- _Exercise description_
Every line of the material below should be repeated exactly.

-- Records supplied start --

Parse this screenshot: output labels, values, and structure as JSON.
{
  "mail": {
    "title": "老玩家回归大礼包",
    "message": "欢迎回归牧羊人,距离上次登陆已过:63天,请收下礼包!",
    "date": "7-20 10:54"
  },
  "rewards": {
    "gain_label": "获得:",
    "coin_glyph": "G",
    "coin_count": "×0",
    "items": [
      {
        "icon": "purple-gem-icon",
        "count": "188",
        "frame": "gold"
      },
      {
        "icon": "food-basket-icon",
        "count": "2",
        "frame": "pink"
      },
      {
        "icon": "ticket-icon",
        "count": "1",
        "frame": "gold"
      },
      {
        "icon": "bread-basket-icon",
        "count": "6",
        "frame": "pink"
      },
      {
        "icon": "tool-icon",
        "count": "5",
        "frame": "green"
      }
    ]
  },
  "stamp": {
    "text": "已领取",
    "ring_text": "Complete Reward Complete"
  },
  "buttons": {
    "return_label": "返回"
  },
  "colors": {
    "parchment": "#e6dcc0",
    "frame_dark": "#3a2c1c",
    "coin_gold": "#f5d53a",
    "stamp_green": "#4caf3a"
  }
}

-- Records supplied end --

- _In response_
Parse this screenshot: output labels, values, and structure as JSON.
{
  "mail": {
    "title": "老玩家回归大礼包",
    "message": "欢迎回归牧羊人,距离上次登陆已过:63天,请收下礼包!",
    "date": "7-20 10:54"
  },
  "rewards": {
    "gain_label": "获得:",
    "coin_glyph": "G",
    "coin_count": "×0",
    "items": [
      {
        "icon": "purple-gem-icon",
        "count": "188",
        "frame": "gold"
      },
      {
        "icon": "food-basket-icon",
        "count": "2",
        "frame": "pink"
      },
      {
        "icon": "ticket-icon",
        "count": "1",
        "frame": "gold"
      },
      {
        "icon": "bread-basket-icon",
        "count": "6",
        "frame": "pink"
      },
      {
        "icon": "tool-icon",
        "count": "5",
        "frame": "green"
      }
    ]
  },
  "stamp": {
    "text": "已领取",
    "ring_text": "Complete Reward Complete"
  },
  "buttons": {
    "return_label": "返回"
  },
  "colors": {
    "parchment": "#e6dcc0",
    "frame_dark": "#3a2c1c",
    "coin_gold": "#f5d53a",
    "stamp_green": "#4caf3a"
  }
}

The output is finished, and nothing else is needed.